Short problem →
Reproduce the data verbatim from its first line through the line containing "gear-icon: [1794, 1002, 1804, 1012]", inclusive.

Excerpted records →
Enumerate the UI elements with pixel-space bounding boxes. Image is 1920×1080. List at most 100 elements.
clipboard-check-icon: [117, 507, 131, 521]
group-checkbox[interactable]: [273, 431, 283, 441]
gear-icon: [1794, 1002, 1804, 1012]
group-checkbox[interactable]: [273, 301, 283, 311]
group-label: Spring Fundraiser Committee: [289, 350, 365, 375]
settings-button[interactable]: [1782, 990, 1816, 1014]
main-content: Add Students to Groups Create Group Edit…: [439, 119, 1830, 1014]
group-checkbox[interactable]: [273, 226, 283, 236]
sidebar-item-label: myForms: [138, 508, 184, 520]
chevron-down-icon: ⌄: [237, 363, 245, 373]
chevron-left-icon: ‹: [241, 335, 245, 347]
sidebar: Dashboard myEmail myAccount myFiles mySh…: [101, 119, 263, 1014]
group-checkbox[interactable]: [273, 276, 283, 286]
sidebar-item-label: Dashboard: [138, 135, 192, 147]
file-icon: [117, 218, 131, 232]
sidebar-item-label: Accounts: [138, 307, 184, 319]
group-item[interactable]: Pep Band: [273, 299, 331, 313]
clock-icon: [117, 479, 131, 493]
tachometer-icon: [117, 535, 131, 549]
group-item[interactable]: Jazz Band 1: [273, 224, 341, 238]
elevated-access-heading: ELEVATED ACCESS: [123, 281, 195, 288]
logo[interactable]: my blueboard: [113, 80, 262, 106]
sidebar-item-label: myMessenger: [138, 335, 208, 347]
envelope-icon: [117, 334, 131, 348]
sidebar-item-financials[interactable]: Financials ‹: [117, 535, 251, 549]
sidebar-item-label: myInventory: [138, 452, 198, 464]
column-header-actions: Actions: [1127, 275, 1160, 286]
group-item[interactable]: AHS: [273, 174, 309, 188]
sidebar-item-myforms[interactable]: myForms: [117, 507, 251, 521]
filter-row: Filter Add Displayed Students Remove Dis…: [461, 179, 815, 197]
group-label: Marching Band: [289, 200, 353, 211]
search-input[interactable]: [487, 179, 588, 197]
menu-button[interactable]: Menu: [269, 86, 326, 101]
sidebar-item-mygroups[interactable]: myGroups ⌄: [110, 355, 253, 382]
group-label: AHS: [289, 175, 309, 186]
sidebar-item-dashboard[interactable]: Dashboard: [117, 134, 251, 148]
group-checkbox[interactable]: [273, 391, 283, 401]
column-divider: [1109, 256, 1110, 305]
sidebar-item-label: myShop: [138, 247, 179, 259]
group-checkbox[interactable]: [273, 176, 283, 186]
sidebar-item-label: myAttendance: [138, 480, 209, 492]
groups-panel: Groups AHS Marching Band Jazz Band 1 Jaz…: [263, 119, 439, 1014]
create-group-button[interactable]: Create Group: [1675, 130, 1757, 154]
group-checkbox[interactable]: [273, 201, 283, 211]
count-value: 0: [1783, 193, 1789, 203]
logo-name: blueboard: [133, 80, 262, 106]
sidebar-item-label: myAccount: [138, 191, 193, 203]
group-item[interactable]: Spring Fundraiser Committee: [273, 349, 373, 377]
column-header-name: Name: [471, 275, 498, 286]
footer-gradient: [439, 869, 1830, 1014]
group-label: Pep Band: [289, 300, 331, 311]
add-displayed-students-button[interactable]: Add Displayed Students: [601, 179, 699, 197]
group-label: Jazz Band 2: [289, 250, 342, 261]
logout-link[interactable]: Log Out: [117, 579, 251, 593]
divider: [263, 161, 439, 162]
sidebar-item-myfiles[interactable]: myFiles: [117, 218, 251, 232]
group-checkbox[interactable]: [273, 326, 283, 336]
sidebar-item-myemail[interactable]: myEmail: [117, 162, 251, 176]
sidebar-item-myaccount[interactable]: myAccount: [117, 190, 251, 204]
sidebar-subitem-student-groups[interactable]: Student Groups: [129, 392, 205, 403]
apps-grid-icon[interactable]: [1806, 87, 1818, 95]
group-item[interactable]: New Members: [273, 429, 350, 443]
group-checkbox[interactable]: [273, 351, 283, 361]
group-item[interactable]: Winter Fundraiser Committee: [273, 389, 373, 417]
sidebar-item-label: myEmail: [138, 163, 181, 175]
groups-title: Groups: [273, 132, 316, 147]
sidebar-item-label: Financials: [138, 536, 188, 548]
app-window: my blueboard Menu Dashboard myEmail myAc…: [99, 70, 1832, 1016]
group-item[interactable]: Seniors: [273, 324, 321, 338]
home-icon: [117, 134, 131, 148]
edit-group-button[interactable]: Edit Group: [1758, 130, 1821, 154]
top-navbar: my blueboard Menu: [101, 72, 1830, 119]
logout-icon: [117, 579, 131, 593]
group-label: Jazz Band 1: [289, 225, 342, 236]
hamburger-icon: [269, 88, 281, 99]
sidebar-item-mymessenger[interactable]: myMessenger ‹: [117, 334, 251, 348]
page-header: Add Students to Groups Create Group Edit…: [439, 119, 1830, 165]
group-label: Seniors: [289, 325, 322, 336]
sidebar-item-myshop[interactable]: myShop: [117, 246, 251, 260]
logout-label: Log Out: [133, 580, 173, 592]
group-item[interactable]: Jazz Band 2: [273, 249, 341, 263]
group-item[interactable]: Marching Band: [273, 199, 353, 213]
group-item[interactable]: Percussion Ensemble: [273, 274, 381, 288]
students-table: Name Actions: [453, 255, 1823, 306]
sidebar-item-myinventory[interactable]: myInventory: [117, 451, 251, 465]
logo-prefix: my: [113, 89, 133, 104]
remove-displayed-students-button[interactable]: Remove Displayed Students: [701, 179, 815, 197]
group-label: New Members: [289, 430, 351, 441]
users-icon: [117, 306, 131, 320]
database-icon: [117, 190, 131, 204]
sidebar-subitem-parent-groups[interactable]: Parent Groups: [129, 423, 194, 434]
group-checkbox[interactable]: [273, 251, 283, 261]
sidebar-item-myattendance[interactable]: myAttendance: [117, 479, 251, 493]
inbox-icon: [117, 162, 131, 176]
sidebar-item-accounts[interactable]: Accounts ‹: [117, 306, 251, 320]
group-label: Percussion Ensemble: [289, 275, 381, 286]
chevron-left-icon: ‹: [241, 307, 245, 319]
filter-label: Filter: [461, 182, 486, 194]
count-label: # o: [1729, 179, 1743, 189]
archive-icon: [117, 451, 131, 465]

Output for this exercise →
Enumerate the UI elements with pixel-space bounding boxes. Image is 1920×1080. List at most 100 elements.
clipboard-check-icon: [117, 507, 131, 521]
group-checkbox[interactable]: [273, 431, 283, 441]
gear-icon: [1794, 1002, 1804, 1012]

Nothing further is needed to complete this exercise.